### PROVIDED INFORMATION
——

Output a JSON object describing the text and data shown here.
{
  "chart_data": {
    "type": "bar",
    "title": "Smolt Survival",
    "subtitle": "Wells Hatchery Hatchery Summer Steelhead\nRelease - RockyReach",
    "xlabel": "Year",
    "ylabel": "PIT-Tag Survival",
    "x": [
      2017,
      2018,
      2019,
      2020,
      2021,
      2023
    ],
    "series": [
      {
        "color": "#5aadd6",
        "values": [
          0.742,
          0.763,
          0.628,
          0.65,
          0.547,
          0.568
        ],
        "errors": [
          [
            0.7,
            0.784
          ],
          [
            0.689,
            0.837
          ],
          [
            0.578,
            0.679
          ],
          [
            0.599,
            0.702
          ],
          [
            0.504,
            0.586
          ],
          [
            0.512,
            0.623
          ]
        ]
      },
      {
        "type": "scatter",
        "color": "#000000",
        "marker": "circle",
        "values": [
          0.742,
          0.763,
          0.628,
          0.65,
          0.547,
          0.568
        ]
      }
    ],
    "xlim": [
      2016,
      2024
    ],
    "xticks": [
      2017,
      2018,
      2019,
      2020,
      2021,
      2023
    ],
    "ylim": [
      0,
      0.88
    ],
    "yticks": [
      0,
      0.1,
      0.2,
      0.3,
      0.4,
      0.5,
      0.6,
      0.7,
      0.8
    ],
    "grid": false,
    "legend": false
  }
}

——

Write all of the records out again exactly.

Output a JSON object describing the text and data shown here.
{
  "chart_data": {
    "type": "bar",
    "title": "Smolt Survival",
    "subtitle": "Wells Hatchery Hatchery Summer Steelhead\nRelease - RockyReach",
    "xlabel": "Year",
    "ylabel": "PIT-Tag Survival",
    "x": [
      2017,
      2018,
      2019,
      2020,
      2021,
      2023
    ],
    "series": [
      {
        "color": "#5aadd6",
        "values": [
          0.742,
          0.763,
          0.628,
          0.65,
          0.547,
          0.568
        ],
        "errors": [
          [
            0.7,
            0.784
          ],
          [
            0.689,
            0.837
          ],
          [
            0.578,
            0.679
          ],
          [
            0.599,
            0.702
          ],
          [
            0.504,
            0.586
          ],
          [
            0.512,
            0.623
          ]
        ]
      },
      {
        "type": "scatter",
        "color": "#000000",
        "marker": "circle",
        "values": [
          0.742,
          0.763,
          0.628,
          0.65,
          0.547,
          0.568
        ]
      }
    ],
    "xlim": [
      2016,
      2024
    ],
    "xticks": [
      2017,
      2018,
      2019,
      2020,
      2021,
      2023
    ],
    "ylim": [
      0,
      0.88
    ],
    "yticks": [
      0,
      0.1,
      0.2,
      0.3,
      0.4,
      0.5,
      0.6,
      0.7,
      0.8
    ],
    "grid": false,
    "legend": false
  }
}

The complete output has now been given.